** Written exercise **
Locate the lines of the listing below that hold "What", then copy each of them.

** Input for this task **
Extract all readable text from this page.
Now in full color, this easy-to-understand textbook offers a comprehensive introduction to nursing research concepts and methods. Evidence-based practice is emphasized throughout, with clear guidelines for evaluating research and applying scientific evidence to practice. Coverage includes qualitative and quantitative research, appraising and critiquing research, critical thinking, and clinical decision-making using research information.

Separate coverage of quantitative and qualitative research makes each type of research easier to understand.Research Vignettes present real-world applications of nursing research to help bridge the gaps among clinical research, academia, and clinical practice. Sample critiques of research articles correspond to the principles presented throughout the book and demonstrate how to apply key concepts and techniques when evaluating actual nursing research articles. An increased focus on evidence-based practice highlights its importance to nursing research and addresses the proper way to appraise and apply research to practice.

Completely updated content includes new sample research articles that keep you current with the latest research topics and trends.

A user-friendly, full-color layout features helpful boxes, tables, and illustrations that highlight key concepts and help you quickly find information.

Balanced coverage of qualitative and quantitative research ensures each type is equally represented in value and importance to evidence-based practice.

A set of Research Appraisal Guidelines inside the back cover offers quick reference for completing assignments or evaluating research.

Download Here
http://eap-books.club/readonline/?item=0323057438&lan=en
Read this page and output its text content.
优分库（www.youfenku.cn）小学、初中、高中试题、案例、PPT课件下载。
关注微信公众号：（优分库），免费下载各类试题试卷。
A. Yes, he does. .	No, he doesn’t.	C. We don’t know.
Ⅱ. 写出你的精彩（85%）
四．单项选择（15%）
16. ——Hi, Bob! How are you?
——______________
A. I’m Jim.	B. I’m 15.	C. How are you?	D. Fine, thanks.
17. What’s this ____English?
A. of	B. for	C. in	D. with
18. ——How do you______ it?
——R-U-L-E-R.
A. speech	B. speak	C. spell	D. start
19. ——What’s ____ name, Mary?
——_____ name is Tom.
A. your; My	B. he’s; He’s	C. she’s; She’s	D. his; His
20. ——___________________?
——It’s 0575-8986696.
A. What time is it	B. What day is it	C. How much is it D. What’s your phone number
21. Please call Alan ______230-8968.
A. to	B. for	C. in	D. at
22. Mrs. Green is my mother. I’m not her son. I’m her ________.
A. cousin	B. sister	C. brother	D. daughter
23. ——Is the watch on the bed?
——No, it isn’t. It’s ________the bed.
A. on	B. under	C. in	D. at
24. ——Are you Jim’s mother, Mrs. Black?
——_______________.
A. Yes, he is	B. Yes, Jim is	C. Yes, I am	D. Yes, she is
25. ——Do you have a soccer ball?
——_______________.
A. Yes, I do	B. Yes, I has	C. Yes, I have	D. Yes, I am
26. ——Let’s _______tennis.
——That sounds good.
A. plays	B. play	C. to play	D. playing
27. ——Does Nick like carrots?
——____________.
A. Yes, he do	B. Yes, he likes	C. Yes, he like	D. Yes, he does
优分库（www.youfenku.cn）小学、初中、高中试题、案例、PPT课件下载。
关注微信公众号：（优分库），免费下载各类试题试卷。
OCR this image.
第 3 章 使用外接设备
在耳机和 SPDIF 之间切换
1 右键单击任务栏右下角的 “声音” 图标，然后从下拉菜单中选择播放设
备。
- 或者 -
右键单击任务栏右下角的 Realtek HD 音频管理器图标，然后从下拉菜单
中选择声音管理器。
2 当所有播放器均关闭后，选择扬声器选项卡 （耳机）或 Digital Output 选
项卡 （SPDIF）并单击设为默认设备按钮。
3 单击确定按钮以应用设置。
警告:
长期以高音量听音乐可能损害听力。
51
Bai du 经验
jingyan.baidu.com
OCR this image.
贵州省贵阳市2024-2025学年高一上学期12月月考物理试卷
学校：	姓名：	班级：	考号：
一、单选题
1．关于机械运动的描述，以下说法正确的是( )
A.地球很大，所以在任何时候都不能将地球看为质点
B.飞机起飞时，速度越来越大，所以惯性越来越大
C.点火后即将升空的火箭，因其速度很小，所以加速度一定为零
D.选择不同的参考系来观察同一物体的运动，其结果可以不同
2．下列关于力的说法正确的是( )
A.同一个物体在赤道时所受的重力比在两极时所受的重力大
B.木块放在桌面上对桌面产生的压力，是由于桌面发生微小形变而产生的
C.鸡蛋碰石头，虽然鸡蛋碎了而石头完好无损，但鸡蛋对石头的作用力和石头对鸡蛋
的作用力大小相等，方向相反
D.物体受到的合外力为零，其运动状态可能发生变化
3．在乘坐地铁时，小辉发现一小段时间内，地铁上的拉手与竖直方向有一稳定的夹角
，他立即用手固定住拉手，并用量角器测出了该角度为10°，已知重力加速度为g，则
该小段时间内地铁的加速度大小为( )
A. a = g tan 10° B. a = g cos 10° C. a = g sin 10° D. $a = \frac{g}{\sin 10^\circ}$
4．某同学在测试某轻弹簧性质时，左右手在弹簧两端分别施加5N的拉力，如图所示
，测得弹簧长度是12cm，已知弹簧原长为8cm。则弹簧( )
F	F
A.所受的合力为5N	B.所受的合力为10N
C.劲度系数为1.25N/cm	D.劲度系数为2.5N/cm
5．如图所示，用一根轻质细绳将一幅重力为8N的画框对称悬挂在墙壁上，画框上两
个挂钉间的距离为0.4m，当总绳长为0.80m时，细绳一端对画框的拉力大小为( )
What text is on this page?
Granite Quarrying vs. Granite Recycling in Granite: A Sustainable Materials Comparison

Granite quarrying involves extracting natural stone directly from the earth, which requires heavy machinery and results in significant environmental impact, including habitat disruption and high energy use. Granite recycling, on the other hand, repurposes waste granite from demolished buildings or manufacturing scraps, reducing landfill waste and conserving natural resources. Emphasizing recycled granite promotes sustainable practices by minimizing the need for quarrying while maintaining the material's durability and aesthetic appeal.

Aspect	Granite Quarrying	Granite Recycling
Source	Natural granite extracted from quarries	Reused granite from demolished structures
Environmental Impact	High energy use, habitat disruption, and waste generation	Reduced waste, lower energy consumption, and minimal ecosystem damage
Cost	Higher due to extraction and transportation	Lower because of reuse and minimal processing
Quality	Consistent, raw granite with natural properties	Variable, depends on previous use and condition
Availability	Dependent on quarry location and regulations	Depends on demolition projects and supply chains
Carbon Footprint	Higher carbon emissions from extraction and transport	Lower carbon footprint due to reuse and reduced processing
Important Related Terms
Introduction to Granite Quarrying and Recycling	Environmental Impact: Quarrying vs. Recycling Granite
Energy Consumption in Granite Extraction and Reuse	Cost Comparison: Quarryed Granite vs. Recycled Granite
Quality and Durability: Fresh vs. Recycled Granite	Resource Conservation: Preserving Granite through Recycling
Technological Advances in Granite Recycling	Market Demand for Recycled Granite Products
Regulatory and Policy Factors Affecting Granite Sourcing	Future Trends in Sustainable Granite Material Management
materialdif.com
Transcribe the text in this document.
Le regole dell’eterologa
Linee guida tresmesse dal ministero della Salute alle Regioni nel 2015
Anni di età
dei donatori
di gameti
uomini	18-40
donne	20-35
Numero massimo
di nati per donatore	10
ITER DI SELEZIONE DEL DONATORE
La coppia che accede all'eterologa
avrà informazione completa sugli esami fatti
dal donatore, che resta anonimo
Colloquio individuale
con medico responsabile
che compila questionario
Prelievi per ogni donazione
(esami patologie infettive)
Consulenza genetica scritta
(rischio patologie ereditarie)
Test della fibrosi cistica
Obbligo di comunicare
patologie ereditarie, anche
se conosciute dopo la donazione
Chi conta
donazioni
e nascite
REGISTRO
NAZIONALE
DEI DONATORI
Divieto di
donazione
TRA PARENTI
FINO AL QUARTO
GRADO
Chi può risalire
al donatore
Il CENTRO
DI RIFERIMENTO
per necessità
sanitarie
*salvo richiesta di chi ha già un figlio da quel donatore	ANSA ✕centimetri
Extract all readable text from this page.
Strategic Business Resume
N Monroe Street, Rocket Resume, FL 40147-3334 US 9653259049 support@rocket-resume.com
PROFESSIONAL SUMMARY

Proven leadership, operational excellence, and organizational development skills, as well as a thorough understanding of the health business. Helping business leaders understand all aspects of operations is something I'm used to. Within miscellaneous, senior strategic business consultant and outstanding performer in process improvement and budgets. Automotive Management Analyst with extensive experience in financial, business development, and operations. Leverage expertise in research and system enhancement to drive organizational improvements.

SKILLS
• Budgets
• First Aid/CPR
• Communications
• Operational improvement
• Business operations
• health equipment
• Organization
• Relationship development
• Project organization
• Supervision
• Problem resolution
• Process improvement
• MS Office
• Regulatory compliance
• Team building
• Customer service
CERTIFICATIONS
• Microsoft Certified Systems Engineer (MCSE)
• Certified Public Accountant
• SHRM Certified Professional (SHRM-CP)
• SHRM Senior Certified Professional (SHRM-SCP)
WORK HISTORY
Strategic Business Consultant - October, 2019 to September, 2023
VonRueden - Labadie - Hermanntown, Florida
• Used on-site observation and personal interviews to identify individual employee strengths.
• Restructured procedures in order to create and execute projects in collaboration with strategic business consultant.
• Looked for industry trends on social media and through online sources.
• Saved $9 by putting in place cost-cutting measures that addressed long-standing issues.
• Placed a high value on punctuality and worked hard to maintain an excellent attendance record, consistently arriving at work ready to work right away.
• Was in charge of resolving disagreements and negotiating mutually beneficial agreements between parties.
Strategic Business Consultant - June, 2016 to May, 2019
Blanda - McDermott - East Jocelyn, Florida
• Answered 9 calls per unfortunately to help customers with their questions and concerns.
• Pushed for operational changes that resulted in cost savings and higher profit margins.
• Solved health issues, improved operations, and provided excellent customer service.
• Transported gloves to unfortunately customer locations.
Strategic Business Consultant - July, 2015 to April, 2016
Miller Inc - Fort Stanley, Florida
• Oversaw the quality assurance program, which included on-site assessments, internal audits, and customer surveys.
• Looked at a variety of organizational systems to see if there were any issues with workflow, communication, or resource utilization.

** Full solution **
17. What’s this ____English?
19. ——What’s ____ name, Mary?
A. What time is it	B. What day is it	C. How much is it D. What’s your phone number
What text is on this page?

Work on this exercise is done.